■ STATED PROBLEM ■
Reproduce the stretch from the start of the records through the line containing "data-point <box>911 425 925 438</box>", substituting "y-axis-tick-label" for each "y-tick-label" and changing nothing else.

Spatial annotation records
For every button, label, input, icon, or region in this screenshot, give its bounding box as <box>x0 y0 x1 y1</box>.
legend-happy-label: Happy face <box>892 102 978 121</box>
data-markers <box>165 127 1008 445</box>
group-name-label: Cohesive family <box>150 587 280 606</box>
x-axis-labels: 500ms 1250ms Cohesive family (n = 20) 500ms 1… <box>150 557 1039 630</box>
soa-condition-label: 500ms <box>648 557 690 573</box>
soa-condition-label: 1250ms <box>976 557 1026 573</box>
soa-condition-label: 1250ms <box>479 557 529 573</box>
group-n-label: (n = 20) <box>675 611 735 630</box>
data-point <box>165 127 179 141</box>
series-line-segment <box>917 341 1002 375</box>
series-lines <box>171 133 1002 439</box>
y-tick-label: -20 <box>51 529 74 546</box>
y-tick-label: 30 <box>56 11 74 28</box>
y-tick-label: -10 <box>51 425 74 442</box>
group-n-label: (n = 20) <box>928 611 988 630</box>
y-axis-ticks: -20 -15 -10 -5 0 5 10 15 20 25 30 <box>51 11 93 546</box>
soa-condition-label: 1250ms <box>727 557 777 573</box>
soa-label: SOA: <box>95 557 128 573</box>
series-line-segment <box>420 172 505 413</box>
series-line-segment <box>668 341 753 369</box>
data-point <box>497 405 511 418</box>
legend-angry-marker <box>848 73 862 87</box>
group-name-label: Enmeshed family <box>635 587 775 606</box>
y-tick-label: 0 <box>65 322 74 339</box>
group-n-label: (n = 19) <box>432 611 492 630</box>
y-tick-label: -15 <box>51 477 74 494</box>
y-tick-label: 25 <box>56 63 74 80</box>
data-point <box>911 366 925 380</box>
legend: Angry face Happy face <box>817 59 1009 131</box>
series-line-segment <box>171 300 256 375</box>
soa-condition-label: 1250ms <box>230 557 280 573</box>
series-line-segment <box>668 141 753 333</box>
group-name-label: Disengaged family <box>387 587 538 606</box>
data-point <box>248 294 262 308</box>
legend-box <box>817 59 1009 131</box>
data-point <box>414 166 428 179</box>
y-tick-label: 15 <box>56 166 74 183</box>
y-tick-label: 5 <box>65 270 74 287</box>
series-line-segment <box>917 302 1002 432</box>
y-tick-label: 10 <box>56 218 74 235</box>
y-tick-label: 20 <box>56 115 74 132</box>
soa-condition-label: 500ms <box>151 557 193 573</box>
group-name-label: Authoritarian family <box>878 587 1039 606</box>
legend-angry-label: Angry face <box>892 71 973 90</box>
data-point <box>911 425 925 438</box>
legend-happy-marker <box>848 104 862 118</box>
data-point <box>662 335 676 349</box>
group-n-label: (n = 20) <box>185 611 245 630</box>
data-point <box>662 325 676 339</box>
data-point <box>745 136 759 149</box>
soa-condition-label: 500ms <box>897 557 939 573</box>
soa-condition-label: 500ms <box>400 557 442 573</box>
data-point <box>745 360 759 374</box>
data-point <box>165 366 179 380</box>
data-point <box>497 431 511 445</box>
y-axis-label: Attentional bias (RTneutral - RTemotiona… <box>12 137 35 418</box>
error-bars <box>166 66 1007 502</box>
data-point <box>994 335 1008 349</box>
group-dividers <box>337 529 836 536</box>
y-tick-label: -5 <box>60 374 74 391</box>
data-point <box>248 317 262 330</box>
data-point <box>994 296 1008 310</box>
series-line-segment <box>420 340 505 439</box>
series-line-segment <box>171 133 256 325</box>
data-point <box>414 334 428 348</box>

■ TASK RESPONSE ■
For every button, label, input, icon, or region in this screenshot, give its bounding box as <box>x0 y0 x1 y1</box>.
legend-happy-label: Happy face <box>892 102 978 121</box>
data-markers <box>165 127 1008 445</box>
group-name-label: Cohesive family <box>150 587 280 606</box>
x-axis-labels: 500ms 1250ms Cohesive family (n = 20) 500ms 1… <box>150 557 1039 630</box>
soa-condition-label: 500ms <box>648 557 690 573</box>
soa-condition-label: 1250ms <box>976 557 1026 573</box>
soa-condition-label: 1250ms <box>479 557 529 573</box>
group-n-label: (n = 20) <box>675 611 735 630</box>
data-point <box>165 127 179 141</box>
series-line-segment <box>917 341 1002 375</box>
series-lines <box>171 133 1002 439</box>
y-axis-tick-label: -20 <box>51 529 74 546</box>
y-axis-tick-label: 30 <box>56 11 74 28</box>
y-axis-tick-label: -10 <box>51 425 74 442</box>
group-n-label: (n = 20) <box>928 611 988 630</box>
y-axis-ticks: -20 -15 -10 -5 0 5 10 15 20 25 30 <box>51 11 93 546</box>
soa-condition-label: 1250ms <box>727 557 777 573</box>
soa-label: SOA: <box>95 557 128 573</box>
series-line-segment <box>420 172 505 413</box>
series-line-segment <box>668 341 753 369</box>
data-point <box>497 405 511 418</box>
legend-angry-marker <box>848 73 862 87</box>
group-name-label: Enmeshed family <box>635 587 775 606</box>
y-axis-tick-label: 0 <box>65 322 74 339</box>
group-n-label: (n = 19) <box>432 611 492 630</box>
y-axis-tick-label: -15 <box>51 477 74 494</box>
y-axis-tick-label: 25 <box>56 63 74 80</box>
data-point <box>911 366 925 380</box>
legend: Angry face Happy face <box>817 59 1009 131</box>
series-line-segment <box>171 300 256 375</box>
soa-condition-label: 1250ms <box>230 557 280 573</box>
series-line-segment <box>668 141 753 333</box>
group-name-label: Disengaged family <box>387 587 538 606</box>
data-point <box>248 294 262 308</box>
legend-box <box>817 59 1009 131</box>
data-point <box>414 166 428 179</box>
y-axis-tick-label: 15 <box>56 166 74 183</box>
y-axis-tick-label: 5 <box>65 270 74 287</box>
series-line-segment <box>917 302 1002 432</box>
y-axis-tick-label: 10 <box>56 218 74 235</box>
y-axis-tick-label: 20 <box>56 115 74 132</box>
soa-condition-label: 500ms <box>151 557 193 573</box>
group-name-label: Authoritarian family <box>878 587 1039 606</box>
legend-angry-label: Angry face <box>892 71 973 90</box>
data-point <box>911 425 925 438</box>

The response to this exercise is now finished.